» Exercise directions
Keep the wording of each record exactly the same when you repeat it, and leave out pictures.

Data records:
━━━
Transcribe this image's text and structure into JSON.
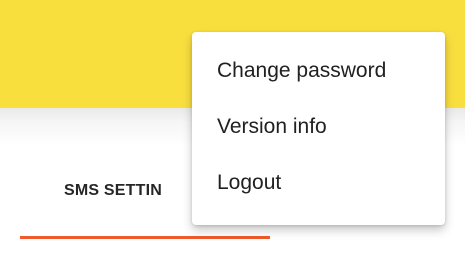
{
  "tabs": {
    "active_label": "SMS SETTIN"
  },
  "menu": {
    "items": [
      {
        "label": "Change password"
      },
      {
        "label": "Version info"
      },
      {
        "label": "Logout"
      }
    ]
  },
  "colors": {
    "app_bar": "#f9df3e",
    "tab_indicator": "#f05a2c",
    "menu_background": "#ffffff",
    "text": "#212121"
  }
}
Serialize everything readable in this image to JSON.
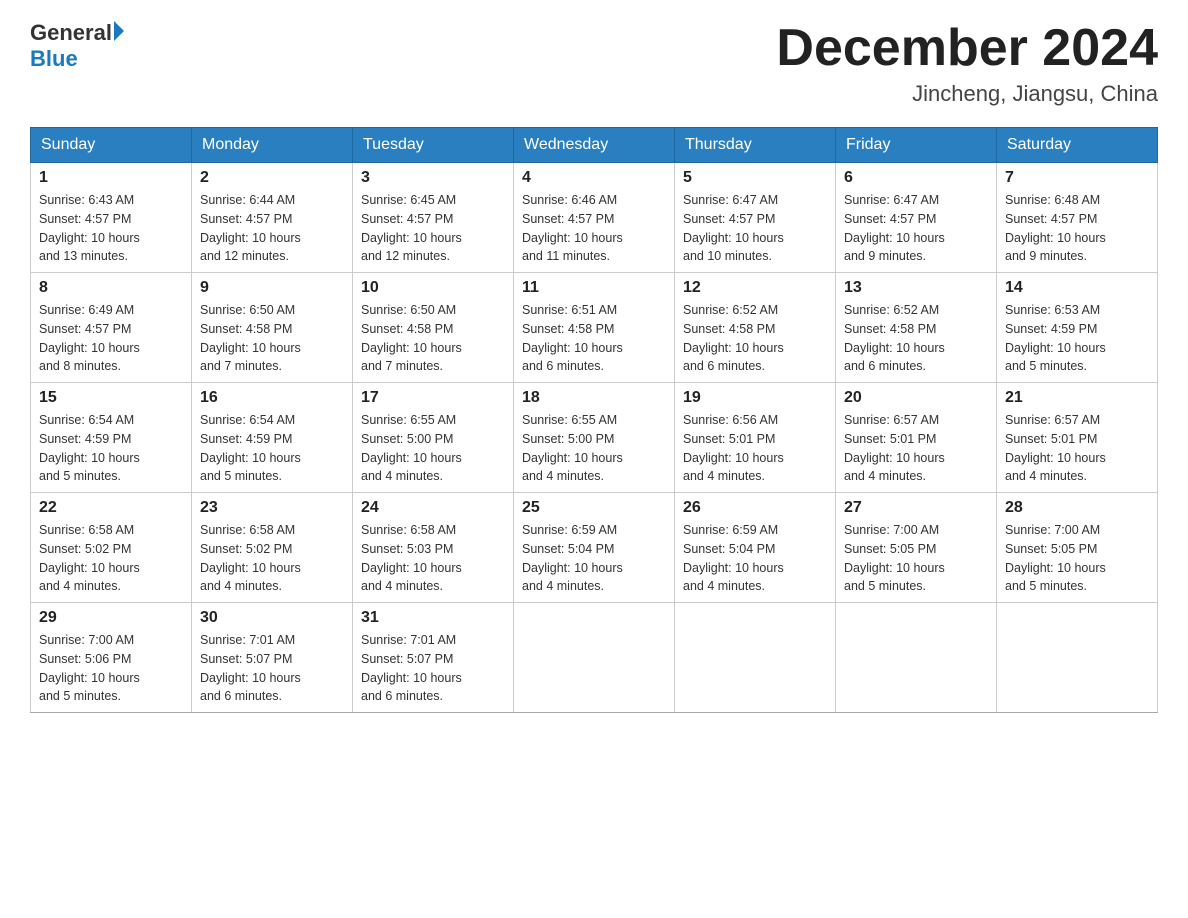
━━━
» Result of the exercise
Transcribe this image's text and structure into JSON.
{
  "tabs": {
    "active_label": "SMS SETTIN"
  },
  "menu": {
    "items": [
      {
        "label": "Change password"
      },
      {
        "label": "Version info"
      },
      {
        "label": "Logout"
      }
    ]
  },
  "colors": {
    "app_bar": "#f9df3e",
    "tab_indicator": "#f05a2c",
    "menu_background": "#ffffff",
    "text": "#212121"
  }
}
Serialize everything readable in this image to JSON.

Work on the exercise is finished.